**Exercise aim**
Will you extract the entries word for word? Images should not appear in the copy.
***** Data provided *****
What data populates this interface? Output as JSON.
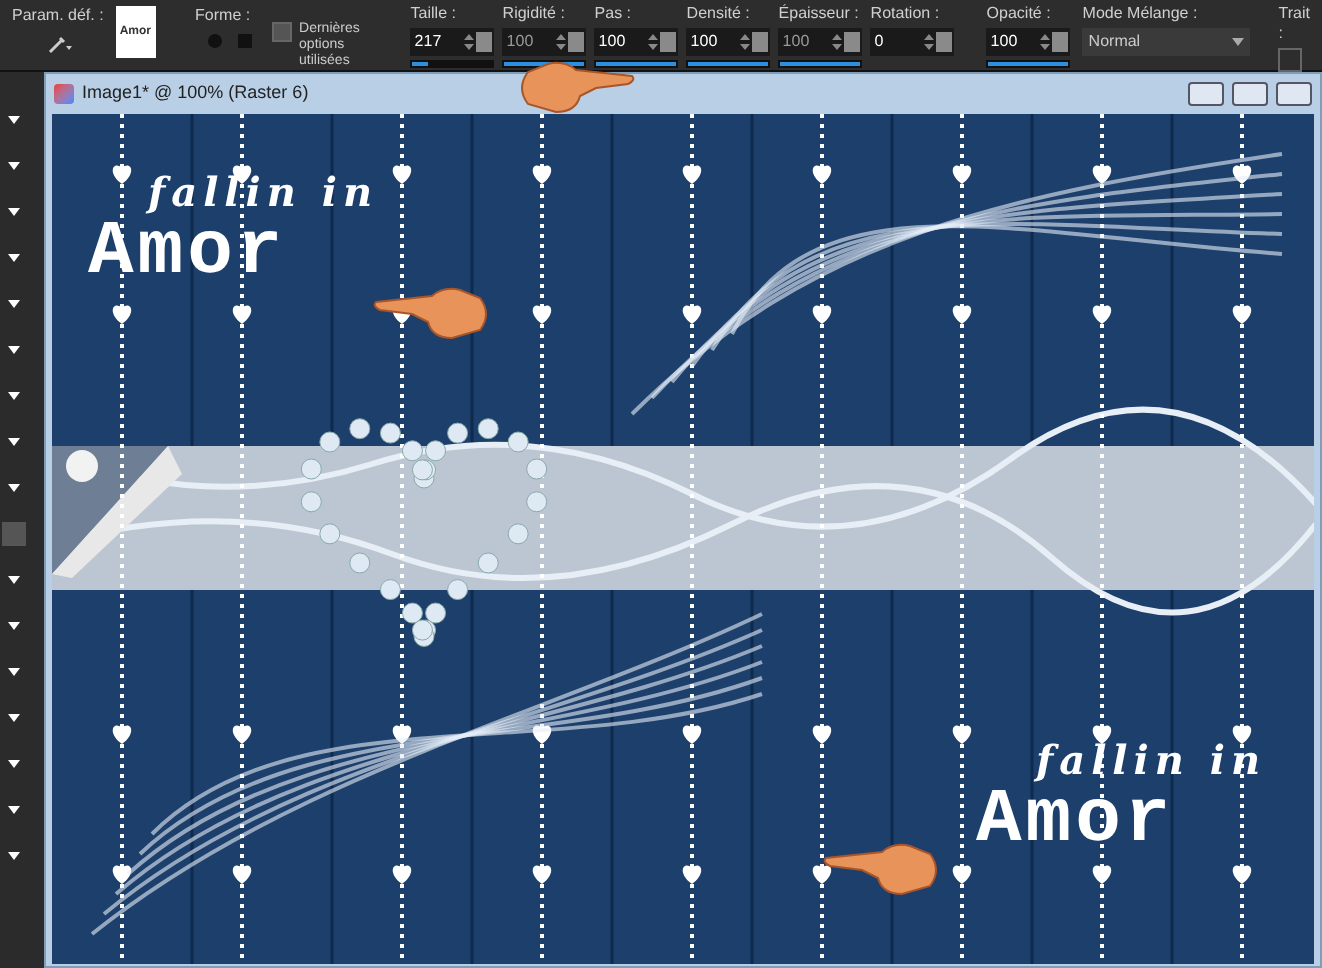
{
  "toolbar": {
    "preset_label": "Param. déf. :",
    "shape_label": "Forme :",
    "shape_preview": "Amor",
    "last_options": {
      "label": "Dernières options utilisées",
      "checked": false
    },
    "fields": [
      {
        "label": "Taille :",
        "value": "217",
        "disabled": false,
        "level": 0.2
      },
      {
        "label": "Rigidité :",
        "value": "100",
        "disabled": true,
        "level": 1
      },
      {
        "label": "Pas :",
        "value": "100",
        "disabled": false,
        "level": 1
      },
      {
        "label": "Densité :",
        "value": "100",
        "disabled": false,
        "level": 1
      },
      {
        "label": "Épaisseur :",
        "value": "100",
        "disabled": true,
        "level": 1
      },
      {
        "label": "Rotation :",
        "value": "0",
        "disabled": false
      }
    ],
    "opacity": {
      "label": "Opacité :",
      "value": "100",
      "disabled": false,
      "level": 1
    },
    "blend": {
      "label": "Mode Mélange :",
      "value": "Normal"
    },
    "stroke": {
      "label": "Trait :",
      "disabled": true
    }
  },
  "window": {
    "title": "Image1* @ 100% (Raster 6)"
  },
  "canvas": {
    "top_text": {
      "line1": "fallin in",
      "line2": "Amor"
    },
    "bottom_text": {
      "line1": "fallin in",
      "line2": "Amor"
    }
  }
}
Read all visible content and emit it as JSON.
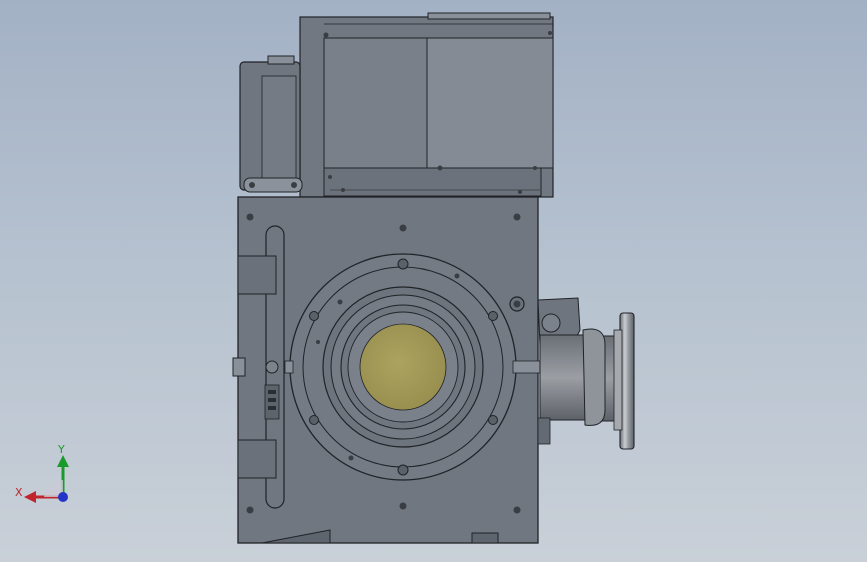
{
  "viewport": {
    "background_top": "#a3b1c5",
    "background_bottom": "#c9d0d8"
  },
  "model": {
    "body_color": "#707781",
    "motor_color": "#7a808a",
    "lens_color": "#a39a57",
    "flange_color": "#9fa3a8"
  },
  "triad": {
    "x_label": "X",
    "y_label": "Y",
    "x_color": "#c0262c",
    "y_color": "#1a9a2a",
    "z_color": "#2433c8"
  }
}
*****
**Task result**
What data populates this interface? Output as JSON.
{
  "toolbar": {
    "preset_label": "Param. déf. :",
    "shape_label": "Forme :",
    "shape_preview": "Amor",
    "last_options": {
      "label": "Dernières options utilisées",
      "checked": false
    },
    "fields": [
      {
        "label": "Taille :",
        "value": "217",
        "disabled": false,
        "level": 0.2
      },
      {
        "label": "Rigidité :",
        "value": "100",
        "disabled": true,
        "level": 1
      },
      {
        "label": "Pas :",
        "value": "100",
        "disabled": false,
        "level": 1
      },
      {
        "label": "Densité :",
        "value": "100",
        "disabled": false,
        "level": 1
      },
      {
        "label": "Épaisseur :",
        "value": "100",
        "disabled": true,
        "level": 1
      },
      {
        "label": "Rotation :",
        "value": "0",
        "disabled": false
      }
    ],
    "opacity": {
      "label": "Opacité :",
      "value": "100",
      "disabled": false,
      "level": 1
    },
    "blend": {
      "label": "Mode Mélange :",
      "value": "Normal"
    },
    "stroke": {
      "label": "Trait :",
      "disabled": true
    }
  },
  "window": {
    "title": "Image1* @ 100% (Raster 6)"
  },
  "canvas": {
    "top_text": {
      "line1": "fallin in",
      "line2": "Amor"
    },
    "bottom_text": {
      "line1": "fallin in",
      "line2": "Amor"
    }
  }
}
Read all visible content and emit it as JSON.
{
  "viewport": {
    "background_top": "#a3b1c5",
    "background_bottom": "#c9d0d8"
  },
  "model": {
    "body_color": "#707781",
    "motor_color": "#7a808a",
    "lens_color": "#a39a57",
    "flange_color": "#9fa3a8"
  },
  "triad": {
    "x_label": "X",
    "y_label": "Y",
    "x_color": "#c0262c",
    "y_color": "#1a9a2a",
    "z_color": "#2433c8"
  }
}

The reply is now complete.